SHORT EXERCISE
Return all lines where the word "this" can be found.

======

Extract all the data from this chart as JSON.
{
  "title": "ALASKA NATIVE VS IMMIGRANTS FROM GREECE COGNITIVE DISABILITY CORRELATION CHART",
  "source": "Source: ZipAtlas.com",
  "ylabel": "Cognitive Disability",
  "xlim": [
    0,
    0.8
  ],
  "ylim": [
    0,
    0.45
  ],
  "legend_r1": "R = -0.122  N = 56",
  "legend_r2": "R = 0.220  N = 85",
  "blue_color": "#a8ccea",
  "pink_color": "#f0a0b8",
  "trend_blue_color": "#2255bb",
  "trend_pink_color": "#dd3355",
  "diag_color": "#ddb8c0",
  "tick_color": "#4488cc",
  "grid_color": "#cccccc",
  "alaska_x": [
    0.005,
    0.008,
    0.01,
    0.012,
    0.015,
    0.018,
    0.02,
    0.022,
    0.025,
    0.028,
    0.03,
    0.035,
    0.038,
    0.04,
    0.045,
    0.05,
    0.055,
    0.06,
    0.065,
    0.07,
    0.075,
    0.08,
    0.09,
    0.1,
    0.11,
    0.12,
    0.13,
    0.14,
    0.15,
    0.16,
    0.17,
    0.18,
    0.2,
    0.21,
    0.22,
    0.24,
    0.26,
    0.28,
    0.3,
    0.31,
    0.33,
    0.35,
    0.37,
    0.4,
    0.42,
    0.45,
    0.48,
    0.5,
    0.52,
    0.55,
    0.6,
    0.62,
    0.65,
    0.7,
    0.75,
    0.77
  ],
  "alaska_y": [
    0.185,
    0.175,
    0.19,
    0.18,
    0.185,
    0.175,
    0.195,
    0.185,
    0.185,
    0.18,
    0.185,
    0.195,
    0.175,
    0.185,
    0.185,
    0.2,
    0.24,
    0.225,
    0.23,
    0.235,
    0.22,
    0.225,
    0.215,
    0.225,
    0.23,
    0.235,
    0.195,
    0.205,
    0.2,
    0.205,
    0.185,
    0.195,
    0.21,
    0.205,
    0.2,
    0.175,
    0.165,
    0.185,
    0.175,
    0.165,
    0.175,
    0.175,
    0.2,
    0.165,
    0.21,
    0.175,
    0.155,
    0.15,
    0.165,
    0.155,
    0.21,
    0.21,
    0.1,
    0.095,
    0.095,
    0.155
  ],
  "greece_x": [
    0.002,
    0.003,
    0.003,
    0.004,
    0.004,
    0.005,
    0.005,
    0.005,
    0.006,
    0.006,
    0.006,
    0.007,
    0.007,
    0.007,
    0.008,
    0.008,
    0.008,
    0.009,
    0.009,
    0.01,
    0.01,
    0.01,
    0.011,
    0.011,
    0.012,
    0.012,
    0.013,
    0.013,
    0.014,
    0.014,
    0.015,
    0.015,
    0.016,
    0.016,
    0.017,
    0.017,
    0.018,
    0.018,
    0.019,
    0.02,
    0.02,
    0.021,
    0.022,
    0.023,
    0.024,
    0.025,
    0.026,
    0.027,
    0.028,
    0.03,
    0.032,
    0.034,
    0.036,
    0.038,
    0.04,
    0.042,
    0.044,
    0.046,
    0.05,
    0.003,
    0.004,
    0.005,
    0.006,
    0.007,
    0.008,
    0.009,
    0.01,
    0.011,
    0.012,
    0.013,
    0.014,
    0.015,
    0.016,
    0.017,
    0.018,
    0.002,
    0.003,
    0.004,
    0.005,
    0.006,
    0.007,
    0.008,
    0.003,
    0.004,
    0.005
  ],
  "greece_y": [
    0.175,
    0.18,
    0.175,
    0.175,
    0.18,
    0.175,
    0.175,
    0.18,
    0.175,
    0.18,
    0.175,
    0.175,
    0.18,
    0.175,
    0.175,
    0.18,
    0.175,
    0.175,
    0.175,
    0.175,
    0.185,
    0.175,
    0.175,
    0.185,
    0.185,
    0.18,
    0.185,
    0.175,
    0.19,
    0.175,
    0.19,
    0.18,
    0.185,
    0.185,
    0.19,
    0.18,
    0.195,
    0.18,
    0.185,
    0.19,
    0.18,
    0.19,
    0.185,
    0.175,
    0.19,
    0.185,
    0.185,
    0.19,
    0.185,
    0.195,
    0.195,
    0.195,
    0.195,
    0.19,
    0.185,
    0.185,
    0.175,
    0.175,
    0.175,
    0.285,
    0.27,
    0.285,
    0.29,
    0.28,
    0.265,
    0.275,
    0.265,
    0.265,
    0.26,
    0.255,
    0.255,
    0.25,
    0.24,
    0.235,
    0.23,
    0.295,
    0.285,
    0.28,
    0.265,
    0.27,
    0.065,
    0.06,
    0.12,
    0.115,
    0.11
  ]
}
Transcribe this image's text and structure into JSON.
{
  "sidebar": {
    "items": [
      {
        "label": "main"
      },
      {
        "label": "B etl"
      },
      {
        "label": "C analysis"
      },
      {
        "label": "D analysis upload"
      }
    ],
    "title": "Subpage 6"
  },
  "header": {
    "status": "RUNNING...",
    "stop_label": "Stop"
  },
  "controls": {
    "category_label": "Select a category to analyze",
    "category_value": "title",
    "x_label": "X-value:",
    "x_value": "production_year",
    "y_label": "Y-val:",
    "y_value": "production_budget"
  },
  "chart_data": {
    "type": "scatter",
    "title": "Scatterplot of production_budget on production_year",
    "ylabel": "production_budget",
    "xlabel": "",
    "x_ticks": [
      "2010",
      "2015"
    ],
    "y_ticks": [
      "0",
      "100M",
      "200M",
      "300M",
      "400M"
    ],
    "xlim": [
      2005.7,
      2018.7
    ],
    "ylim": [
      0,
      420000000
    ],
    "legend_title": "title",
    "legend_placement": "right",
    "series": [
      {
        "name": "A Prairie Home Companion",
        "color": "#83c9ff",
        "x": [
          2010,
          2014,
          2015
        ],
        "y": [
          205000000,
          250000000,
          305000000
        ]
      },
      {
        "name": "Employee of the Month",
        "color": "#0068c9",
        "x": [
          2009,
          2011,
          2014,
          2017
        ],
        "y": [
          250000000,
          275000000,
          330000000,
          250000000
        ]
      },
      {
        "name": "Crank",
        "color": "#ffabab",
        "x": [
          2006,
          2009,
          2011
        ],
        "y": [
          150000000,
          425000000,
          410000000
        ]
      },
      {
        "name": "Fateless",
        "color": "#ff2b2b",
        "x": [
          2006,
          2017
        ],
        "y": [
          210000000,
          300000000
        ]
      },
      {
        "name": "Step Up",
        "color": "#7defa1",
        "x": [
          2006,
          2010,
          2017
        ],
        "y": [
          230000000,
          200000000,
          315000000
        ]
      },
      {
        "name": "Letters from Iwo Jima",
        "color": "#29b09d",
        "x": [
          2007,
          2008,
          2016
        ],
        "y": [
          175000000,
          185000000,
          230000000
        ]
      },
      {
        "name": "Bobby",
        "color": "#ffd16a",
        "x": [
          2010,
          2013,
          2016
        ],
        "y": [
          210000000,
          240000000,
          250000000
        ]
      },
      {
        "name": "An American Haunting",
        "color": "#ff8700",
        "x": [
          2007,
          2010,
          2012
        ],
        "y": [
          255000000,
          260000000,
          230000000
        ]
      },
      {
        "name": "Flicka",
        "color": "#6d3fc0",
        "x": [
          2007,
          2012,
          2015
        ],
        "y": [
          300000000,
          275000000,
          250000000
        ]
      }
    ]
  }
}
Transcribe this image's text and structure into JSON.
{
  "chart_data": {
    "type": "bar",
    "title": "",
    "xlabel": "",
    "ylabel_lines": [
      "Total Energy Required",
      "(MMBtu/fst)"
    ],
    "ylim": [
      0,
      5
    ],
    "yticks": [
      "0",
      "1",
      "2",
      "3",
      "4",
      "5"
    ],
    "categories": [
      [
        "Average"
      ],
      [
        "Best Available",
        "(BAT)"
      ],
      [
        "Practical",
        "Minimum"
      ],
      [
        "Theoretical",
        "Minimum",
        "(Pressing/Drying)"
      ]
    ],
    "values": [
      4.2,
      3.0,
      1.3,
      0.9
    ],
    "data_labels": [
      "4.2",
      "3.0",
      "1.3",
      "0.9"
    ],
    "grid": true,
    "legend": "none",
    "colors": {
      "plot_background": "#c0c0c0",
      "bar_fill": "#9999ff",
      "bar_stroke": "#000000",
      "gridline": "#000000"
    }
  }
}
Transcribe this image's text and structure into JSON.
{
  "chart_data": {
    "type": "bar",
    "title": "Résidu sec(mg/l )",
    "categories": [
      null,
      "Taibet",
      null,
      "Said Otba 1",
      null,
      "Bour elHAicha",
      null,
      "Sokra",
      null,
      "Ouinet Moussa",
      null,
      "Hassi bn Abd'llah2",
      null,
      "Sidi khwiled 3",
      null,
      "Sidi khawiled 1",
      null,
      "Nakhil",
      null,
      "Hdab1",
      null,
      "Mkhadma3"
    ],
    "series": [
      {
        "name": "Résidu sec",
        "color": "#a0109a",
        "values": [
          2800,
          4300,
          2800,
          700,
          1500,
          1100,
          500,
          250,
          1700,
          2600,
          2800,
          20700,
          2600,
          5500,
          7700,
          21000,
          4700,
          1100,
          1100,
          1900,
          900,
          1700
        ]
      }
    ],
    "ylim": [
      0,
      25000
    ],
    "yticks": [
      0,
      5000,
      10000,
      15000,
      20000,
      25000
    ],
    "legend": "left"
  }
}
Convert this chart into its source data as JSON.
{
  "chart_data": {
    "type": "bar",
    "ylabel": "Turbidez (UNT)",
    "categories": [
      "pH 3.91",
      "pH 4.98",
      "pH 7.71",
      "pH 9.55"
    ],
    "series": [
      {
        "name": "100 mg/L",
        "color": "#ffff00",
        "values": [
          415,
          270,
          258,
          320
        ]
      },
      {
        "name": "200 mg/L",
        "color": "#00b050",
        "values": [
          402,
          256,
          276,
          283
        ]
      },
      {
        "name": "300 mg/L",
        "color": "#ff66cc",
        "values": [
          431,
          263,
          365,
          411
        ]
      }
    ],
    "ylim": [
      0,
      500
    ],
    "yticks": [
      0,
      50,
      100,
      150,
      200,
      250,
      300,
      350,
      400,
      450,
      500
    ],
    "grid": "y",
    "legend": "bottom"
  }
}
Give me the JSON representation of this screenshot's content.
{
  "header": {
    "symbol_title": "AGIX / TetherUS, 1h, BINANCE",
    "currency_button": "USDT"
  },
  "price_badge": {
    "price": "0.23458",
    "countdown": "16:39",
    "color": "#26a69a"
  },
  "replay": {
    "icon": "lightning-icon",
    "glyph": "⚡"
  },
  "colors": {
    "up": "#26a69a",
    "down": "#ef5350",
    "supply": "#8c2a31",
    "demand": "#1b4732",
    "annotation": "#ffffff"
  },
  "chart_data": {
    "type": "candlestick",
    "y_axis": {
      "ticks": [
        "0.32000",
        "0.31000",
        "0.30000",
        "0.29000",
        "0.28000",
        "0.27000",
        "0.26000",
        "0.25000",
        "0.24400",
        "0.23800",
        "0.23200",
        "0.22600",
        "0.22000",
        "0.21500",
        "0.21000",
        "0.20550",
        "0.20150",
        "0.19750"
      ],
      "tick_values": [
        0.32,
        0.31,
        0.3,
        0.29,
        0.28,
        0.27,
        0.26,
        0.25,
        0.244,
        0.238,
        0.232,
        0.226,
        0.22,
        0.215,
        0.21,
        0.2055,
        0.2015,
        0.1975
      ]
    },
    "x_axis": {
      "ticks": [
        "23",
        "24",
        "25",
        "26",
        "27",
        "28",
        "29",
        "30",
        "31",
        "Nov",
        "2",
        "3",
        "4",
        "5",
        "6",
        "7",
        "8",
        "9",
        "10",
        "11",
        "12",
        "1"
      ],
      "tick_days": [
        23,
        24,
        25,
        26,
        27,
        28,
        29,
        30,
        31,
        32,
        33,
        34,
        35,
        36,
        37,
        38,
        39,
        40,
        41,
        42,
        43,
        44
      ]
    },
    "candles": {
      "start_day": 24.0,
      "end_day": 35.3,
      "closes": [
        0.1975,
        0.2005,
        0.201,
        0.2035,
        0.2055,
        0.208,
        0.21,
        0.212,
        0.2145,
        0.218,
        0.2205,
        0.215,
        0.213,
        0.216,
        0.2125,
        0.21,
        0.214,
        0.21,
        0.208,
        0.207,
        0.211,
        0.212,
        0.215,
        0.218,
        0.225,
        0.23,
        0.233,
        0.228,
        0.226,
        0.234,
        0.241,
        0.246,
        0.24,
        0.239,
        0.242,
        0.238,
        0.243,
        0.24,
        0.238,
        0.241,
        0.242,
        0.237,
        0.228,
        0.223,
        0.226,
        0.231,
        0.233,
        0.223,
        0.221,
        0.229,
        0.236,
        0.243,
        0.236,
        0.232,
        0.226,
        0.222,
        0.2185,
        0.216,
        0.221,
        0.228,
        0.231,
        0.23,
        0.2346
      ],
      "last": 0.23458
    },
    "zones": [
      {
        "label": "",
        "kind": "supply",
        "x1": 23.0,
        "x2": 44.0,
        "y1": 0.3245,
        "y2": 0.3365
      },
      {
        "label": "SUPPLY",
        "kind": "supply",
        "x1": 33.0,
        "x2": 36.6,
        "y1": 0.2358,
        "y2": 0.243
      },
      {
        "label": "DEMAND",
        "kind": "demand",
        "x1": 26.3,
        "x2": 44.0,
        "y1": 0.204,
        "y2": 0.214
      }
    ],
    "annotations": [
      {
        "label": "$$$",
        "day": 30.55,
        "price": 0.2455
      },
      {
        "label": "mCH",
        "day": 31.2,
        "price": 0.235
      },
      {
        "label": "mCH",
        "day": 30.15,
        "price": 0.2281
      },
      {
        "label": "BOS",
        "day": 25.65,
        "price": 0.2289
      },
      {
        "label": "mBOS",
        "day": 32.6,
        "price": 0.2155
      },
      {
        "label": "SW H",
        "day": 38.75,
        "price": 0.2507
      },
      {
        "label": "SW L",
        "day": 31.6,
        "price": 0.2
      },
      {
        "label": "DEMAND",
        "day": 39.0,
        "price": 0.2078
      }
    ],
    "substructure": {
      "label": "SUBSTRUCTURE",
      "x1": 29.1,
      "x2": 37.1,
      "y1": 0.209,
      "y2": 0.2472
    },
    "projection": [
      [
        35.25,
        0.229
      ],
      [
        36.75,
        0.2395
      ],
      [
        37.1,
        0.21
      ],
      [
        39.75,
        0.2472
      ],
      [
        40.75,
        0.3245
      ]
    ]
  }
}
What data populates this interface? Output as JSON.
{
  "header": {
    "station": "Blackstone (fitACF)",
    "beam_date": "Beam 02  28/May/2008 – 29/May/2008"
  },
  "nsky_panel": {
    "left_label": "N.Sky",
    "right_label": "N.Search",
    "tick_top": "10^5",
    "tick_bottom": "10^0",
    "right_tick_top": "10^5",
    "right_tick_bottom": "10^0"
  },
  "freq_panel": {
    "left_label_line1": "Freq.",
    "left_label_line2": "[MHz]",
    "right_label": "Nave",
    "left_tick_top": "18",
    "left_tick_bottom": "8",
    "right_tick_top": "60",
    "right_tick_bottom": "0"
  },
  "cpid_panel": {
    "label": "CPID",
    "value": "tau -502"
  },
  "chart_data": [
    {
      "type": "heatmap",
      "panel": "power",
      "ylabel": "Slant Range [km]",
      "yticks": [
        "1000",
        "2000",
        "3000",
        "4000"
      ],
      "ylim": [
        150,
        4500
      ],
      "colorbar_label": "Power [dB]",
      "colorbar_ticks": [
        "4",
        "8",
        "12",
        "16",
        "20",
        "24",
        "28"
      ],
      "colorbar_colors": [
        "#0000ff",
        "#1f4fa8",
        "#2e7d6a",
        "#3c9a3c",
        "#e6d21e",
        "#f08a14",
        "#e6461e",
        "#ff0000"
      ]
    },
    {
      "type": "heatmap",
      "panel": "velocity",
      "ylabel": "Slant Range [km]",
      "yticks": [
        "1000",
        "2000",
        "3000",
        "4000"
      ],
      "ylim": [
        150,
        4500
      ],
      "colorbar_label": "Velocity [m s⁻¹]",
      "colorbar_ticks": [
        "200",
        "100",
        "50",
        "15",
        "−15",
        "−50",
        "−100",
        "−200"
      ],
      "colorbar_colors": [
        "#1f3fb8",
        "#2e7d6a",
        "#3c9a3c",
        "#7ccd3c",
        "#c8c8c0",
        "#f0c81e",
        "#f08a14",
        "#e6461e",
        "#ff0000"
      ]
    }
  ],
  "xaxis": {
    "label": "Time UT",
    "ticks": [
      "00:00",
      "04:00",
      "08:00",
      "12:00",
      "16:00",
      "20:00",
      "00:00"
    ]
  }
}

======

RESULT OF THE EXERCISE
Extract all the data from this chart as JSON.
Transcribe this image's text and structure into JSON.
Transcribe this image's text and structure into JSON.
Transcribe this image's text and structure into JSON.
Convert this chart into its source data as JSON.
Give me the JSON representation of this screenshot's content.
What data populates this interface? Output as JSON.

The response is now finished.